### Description of the task
Check every line below for the word "Upsala" and copy the ones that have it.

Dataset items
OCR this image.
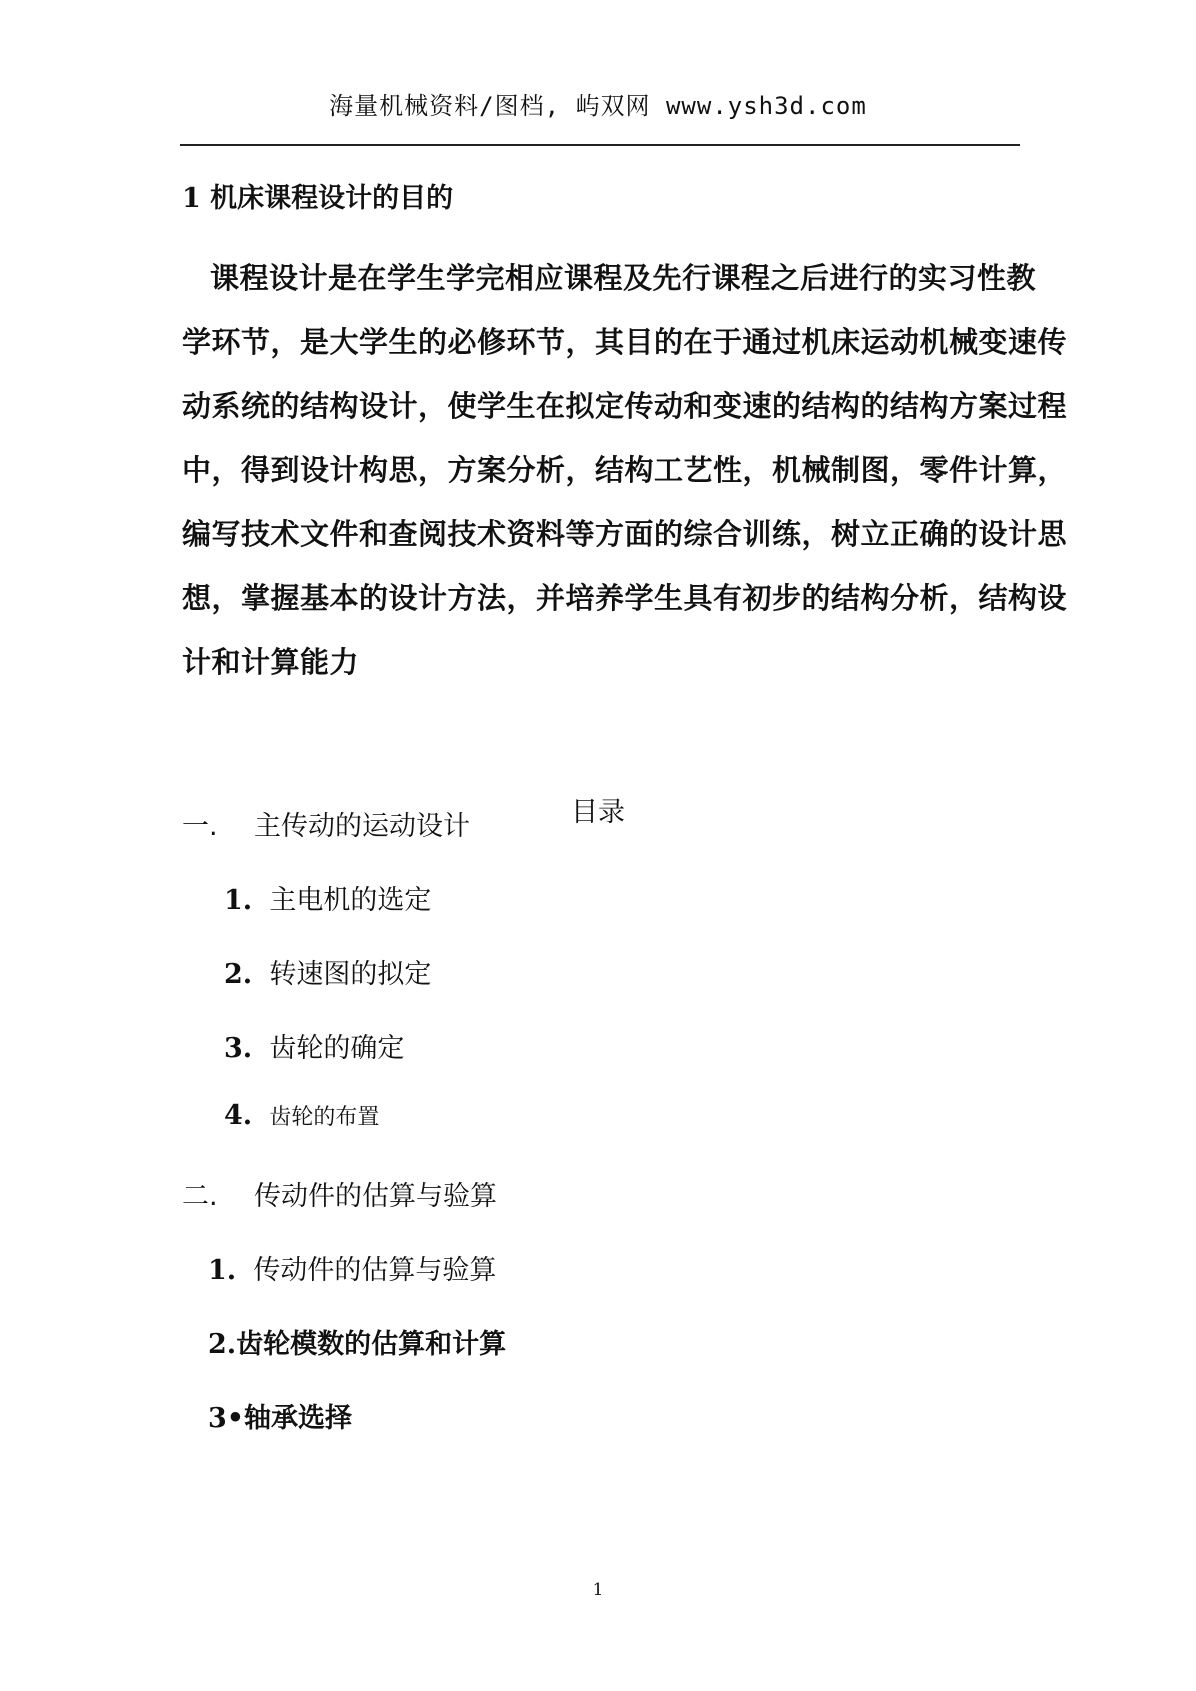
海量机械资料/图档, 屿双网 www.ysh3d.com
1 机床课程设计的目的
课程设计是在学生学完相应课程及先行课程之后进行的实习性教
学环节，是大学生的必修环节，其目的在于通过机床运动机械变速传
动系统的结构设计，使学生在拟定传动和变速的结构的结构方案过程
中，得到设计构思，方案分析，结构工艺性，机械制图，零件计算，
编写技术文件和查阅技术资料等方面的综合训练，树立正确的设计思
想，掌握基本的设计方法，并培养学生具有初步的结构分析，结构设
计和计算能力
目录
一. 主传动的运动设计
1. 主电机的选定
2. 转速图的拟定
3. 齿轮的确定
4. 齿轮的布置
二. 传动件的估算与验算
1. 传动件的估算与验算
2.齿轮模数的估算和计算
3•轴承选择
1
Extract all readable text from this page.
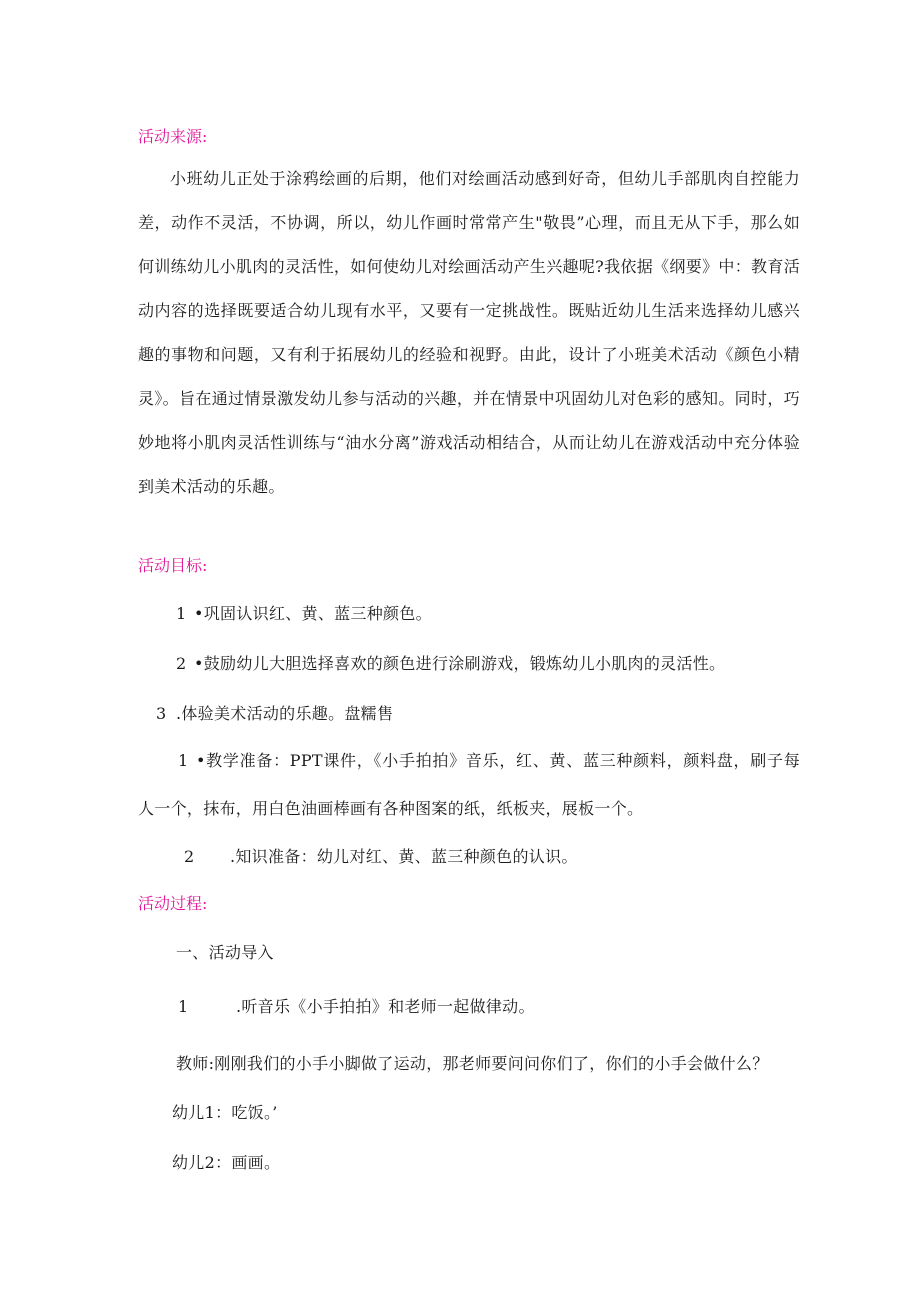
活动来源:

小班幼儿正处于涂鸦绘画的后期，他们对绘画活动感到好奇，但幼儿手部肌肉自控能力差，动作不灵活，不协调，所以，幼儿作画时常常产生"敬畏”心理，而且无从下手，那么如何训练幼儿小肌肉的灵活性，如何使幼儿对绘画活动产生兴趣呢?我依据《纲要》中：教育活动内容的选择既要适合幼儿现有水平，又要有一定挑战性。既贴近幼儿生活来选择幼儿感兴趣的事物和问题，又有利于拓展幼儿的经验和视野。由此，设计了小班美术活动《颜色小精灵》。旨在通过情景激发幼儿参与活动的兴趣，并在情景中巩固幼儿对色彩的感知。同时，巧妙地将小肌肉灵活性训练与“油水分离”游戏活动相结合，从而让幼儿在游戏活动中充分体验到美术活动的乐趣。

活动目标:
1 •巩固认识红、黄、蓝三种颜色。
2 •鼓励幼儿大胆选择喜欢的颜色进行涂刷游戏，锻炼幼儿小肌肉的灵活性。
3 .体验美术活动的乐趣。盘糯售

1 •教学准备：PPT课件，《小手拍拍》音乐，红、黄、蓝三种颜料，颜料盘，刷子每人一个，抹布，用白色油画棒画有各种图案的纸，纸板夹，展板一个。

2 .知识准备：幼儿对红、黄、蓝三种颜色的认识。
活动过程:
一、活动导入
1	.听音乐《小手拍拍》和老师一起做律动。
教师:刚刚我们的小手小脚做了运动，那老师要问问你们了，你们的小手会做什么？
幼儿1：吃饭。’
幼儿2：画画。
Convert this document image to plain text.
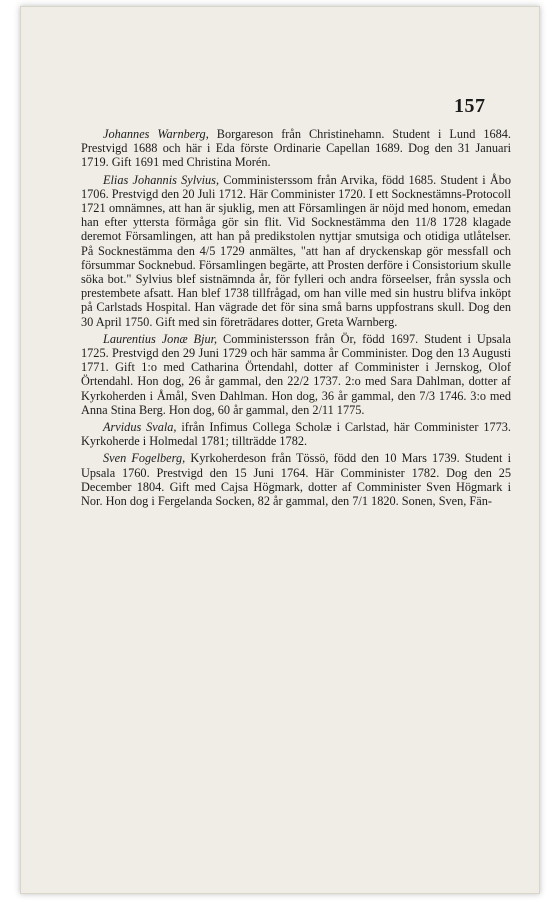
157

Johannes Warnberg, Borgareson från Christinehamn. Student i Lund 1684. Prestvigd 1688 och här i Eda förste Ordinarie Capellan 1689. Dog den 31 Januari 1719. Gift 1691 med Christina Morén.

Elias Johannis Sylvius, Comministerssom från Arvika, född 1685. Student i Åbo 1706. Prestvigd den 20 Juli 1712. Här Comminister 1720. I ett Socknestämns-Protocoll 1721 omnämnes, att han är sjuklig, men att Församlingen är nöjd med honom, emedan han efter yttersta förmåga gör sin flit. Vid Socknestämma den 11/8 1728 klagade deremot Församlingen, att han på predikstolen nyttjar smutsiga och otidiga utlåtelser. På Socknestämma den 4/5 1729 anmältes, "att han af dryckenskap gör messfall och försummar Socknebud. Församlingen begärte, att Prosten derföre i Consistorium skulle söka bot." Sylvius blef sistnämnda år, för fylleri och andra förseelser, från syssla och prestembete afsatt. Han blef 1738 tillfrågad, om han ville med sin hustru blifva inköpt på Carlstads Hospital. Han vägrade det för sina små barns uppfostrans skull. Dog den 30 April 1750. Gift med sin företrädares dotter, Greta Warnberg.

Laurentius Jonæ Bjur, Comministersson från Ör, född 1697. Student i Upsala 1725. Prestvigd den 29 Juni 1729 och här samma år Comminister. Dog den 13 Augusti 1771. Gift 1:o med Catharina Örtendahl, dotter af Comminister i Jernskog, Olof Örtendahl. Hon dog, 26 år gammal, den 22/2 1737. 2:o med Sara Dahlman, dotter af Kyrkoherden i Åmål, Sven Dahlman. Hon dog, 36 år gammal, den 7/3 1746. 3:o med Anna Stina Berg. Hon dog, 60 år gammal, den 2/11 1775.

Arvidus Svala, ifrån Infimus Collega Scholæ i Carlstad, här Comminister 1773. Kyrkoherde i Holmedal 1781; tillträdde 1782.

Sven Fogelberg, Kyrkoherdeson från Tössö, född den 10 Mars 1739. Student i Upsala 1760. Prestvigd den 15 Juni 1764. Här Comminister 1782. Dog den 25 December 1804. Gift med Cajsa Högmark, dotter af Comminister Sven Högmark i Nor. Hon dog i Fergelanda Socken, 82 år gammal, den 7/1 1820. Sonen, Sven, Fän-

### Output for this exercise
Laurentius Jonæ Bjur, Comministersson från Ör, född 1697. Student i Upsala 1725. Prestvigd den 29 Juni 1729 och här samma år Comminister. Dog den 13 Augusti 1771. Gift 1:o med Catharina Örtendahl, dotter af Comminister i Jernskog, Olof Örtendahl. Hon dog, 26 år gammal, den 22/2 1737. 2:o med Sara Dahlman, dotter af Kyrkoherden i Åmål, Sven Dahlman. Hon dog, 36 år gammal, den 7/3 1746. 3:o med Anna Stina Berg. Hon dog, 60 år gammal, den 2/11 1775.
Sven Fogelberg, Kyrkoherdeson från Tössö, född den 10 Mars 1739. Student i Upsala 1760. Prestvigd den 15 Juni 1764. Här Comminister 1782. Dog den 25 December 1804. Gift med Cajsa Högmark, dotter af Comminister Sven Högmark i Nor. Hon dog i Fergelanda Socken, 82 år gammal, den 7/1 1820. Sonen, Sven, Fän-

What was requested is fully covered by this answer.